> Records from a collection:
───
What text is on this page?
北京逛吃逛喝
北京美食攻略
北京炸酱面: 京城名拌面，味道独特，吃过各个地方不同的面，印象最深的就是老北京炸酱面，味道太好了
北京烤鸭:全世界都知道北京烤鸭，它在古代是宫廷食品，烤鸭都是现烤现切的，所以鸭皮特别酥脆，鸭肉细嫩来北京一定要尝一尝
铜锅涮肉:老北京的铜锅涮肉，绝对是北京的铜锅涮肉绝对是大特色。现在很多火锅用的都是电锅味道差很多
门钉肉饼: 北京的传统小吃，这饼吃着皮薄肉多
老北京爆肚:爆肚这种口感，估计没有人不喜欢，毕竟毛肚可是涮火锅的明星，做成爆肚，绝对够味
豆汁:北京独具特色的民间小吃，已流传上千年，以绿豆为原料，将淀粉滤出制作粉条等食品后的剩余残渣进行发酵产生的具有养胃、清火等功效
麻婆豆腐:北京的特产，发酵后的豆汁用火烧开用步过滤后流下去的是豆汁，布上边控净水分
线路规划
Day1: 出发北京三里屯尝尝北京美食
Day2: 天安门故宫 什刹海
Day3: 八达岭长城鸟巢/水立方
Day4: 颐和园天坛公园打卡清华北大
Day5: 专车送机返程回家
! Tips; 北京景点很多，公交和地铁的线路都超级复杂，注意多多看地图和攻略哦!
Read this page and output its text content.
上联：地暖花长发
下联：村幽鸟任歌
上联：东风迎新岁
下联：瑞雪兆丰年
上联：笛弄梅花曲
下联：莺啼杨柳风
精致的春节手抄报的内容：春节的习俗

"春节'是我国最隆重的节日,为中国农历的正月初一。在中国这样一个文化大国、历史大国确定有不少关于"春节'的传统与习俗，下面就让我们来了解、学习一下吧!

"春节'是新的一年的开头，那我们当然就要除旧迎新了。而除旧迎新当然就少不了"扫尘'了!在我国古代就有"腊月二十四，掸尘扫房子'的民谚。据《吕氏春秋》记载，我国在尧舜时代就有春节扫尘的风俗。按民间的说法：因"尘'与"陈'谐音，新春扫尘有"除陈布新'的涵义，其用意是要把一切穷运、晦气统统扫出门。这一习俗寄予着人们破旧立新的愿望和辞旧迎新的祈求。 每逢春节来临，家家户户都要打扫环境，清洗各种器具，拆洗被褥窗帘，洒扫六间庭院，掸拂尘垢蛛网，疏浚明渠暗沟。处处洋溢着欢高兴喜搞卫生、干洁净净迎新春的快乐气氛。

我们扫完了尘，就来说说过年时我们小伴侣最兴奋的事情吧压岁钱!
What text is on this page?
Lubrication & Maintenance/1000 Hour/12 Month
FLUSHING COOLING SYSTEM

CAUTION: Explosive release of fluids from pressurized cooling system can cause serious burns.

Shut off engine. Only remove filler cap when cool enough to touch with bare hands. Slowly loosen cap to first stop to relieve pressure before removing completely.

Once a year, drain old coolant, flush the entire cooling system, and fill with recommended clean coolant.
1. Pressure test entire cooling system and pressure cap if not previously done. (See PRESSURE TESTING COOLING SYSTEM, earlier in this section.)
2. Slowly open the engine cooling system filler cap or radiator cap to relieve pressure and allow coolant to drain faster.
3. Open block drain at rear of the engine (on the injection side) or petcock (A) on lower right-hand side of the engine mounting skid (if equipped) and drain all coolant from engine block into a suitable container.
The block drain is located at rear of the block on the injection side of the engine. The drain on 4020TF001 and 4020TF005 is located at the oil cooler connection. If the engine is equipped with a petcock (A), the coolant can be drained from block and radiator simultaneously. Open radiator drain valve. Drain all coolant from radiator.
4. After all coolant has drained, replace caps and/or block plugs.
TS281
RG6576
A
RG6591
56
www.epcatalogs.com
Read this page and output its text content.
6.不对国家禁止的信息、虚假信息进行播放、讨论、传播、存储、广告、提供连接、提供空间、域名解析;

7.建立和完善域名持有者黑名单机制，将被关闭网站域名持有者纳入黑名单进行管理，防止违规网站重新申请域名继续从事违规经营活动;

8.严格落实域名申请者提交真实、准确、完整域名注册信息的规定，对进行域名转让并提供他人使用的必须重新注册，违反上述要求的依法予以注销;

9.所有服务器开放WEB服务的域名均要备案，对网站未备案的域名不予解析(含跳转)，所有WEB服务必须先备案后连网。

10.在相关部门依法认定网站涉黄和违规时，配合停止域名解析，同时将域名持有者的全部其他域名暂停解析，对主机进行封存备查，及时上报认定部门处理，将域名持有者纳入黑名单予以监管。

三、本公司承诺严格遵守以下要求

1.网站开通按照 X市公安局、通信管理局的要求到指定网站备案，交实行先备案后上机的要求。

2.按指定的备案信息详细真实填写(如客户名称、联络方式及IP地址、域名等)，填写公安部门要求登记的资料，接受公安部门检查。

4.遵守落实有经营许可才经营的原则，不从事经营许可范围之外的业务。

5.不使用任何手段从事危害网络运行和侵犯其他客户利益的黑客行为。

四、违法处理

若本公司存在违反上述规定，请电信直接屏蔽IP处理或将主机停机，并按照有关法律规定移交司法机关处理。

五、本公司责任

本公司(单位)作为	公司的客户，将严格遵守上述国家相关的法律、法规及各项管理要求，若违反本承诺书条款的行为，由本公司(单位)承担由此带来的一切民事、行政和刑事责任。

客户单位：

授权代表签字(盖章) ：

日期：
───
> REQUIREMENT: Report only the number of lines that hold the word "Slowly".

> THE SOLUTION: 2